# WORK REQUIRED:
Your task is to output the listing word for word, with pictures excluded.

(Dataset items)
---*---
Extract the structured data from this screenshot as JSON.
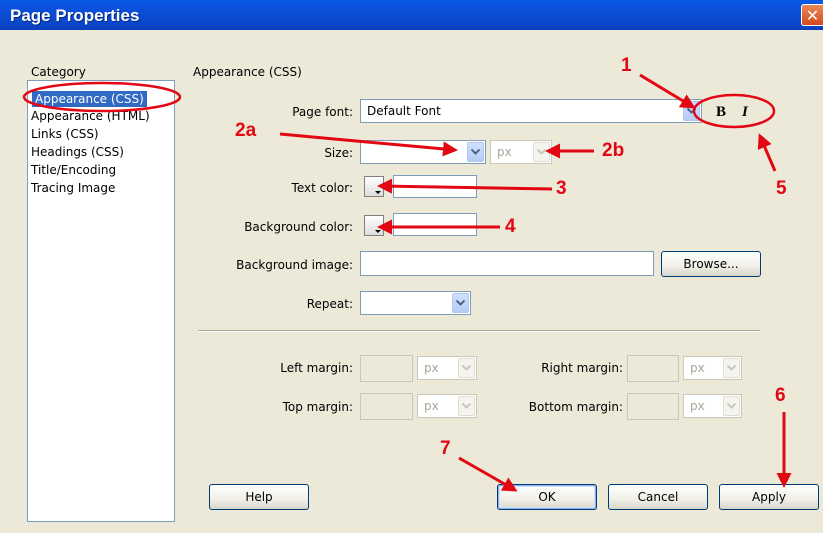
{
  "window": {
    "title": "Page Properties",
    "close_glyph": "✕"
  },
  "category": {
    "header": "Category",
    "items": [
      "Appearance (CSS)",
      "Appearance (HTML)",
      "Links (CSS)",
      "Headings (CSS)",
      "Title/Encoding",
      "Tracing Image"
    ],
    "selected": "Appearance (CSS)"
  },
  "section_title": "Appearance (CSS)",
  "fields": {
    "page_font": {
      "label": "Page font:",
      "value": "Default Font"
    },
    "size": {
      "label": "Size:",
      "value": "",
      "unit": "px"
    },
    "text_color": {
      "label": "Text color:",
      "value": ""
    },
    "background_color": {
      "label": "Background color:",
      "value": ""
    },
    "background_image": {
      "label": "Background image:",
      "value": "",
      "browse_label": "Browse..."
    },
    "repeat": {
      "label": "Repeat:",
      "value": ""
    },
    "left_margin": {
      "label": "Left margin:",
      "value": "",
      "unit": "px"
    },
    "right_margin": {
      "label": "Right margin:",
      "value": "",
      "unit": "px"
    },
    "top_margin": {
      "label": "Top margin:",
      "value": "",
      "unit": "px"
    },
    "bottom_margin": {
      "label": "Bottom margin:",
      "value": "",
      "unit": "px"
    }
  },
  "style_buttons": {
    "bold": "B",
    "italic": "I"
  },
  "buttons": {
    "help": "Help",
    "ok": "OK",
    "cancel": "Cancel",
    "apply": "Apply"
  },
  "annotations": {
    "n1": "1",
    "n2a": "2a",
    "n2b": "2b",
    "n3": "3",
    "n4": "4",
    "n5": "5",
    "n6": "6",
    "n7": "7"
  },
  "colors": {
    "annotation": "#e30613",
    "selection": "#316ac5",
    "titlebar": "#0b4ed6"
  }
}
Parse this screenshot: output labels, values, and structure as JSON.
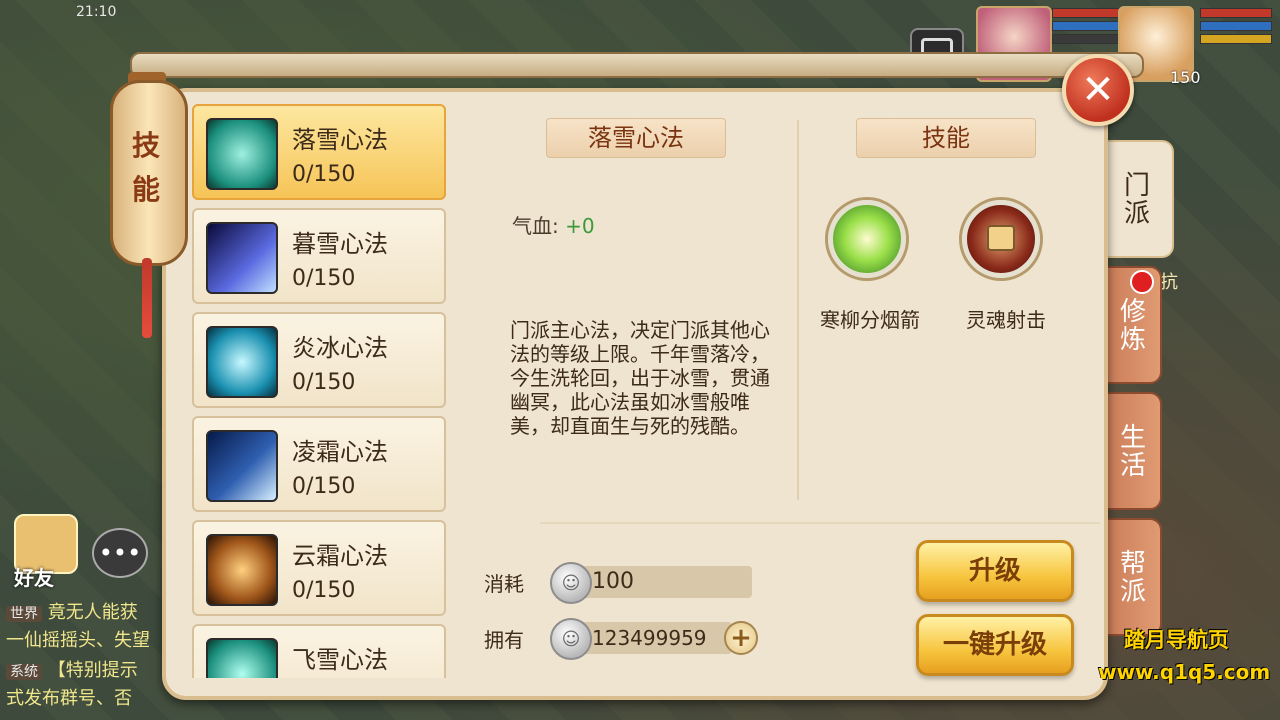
---*---
# WRITTEN REPLY:
Extract the structured data from this screenshot as JSON.
{
  "window": {
    "title": "Page Properties",
    "close_glyph": "✕"
  },
  "category": {
    "header": "Category",
    "items": [
      "Appearance (CSS)",
      "Appearance (HTML)",
      "Links (CSS)",
      "Headings (CSS)",
      "Title/Encoding",
      "Tracing Image"
    ],
    "selected": "Appearance (CSS)"
  },
  "section_title": "Appearance (CSS)",
  "fields": {
    "page_font": {
      "label": "Page font:",
      "value": "Default Font"
    },
    "size": {
      "label": "Size:",
      "value": "",
      "unit": "px"
    },
    "text_color": {
      "label": "Text color:",
      "value": ""
    },
    "background_color": {
      "label": "Background color:",
      "value": ""
    },
    "background_image": {
      "label": "Background image:",
      "value": "",
      "browse_label": "Browse..."
    },
    "repeat": {
      "label": "Repeat:",
      "value": ""
    },
    "left_margin": {
      "label": "Left margin:",
      "value": "",
      "unit": "px"
    },
    "right_margin": {
      "label": "Right margin:",
      "value": "",
      "unit": "px"
    },
    "top_margin": {
      "label": "Top margin:",
      "value": "",
      "unit": "px"
    },
    "bottom_margin": {
      "label": "Bottom margin:",
      "value": "",
      "unit": "px"
    }
  },
  "style_buttons": {
    "bold": "B",
    "italic": "I"
  },
  "buttons": {
    "help": "Help",
    "ok": "OK",
    "cancel": "Cancel",
    "apply": "Apply"
  },
  "annotations": {
    "n1": "1",
    "n2a": "2a",
    "n2b": "2b",
    "n3": "3",
    "n4": "4",
    "n5": "5",
    "n6": "6",
    "n7": "7"
  },
  "colors": {
    "annotation": "#e30613",
    "selection": "#316ac5",
    "titlebar": "#0b4ed6"
  }
}
Parse this screenshot: output labels, values, and structure as JSON.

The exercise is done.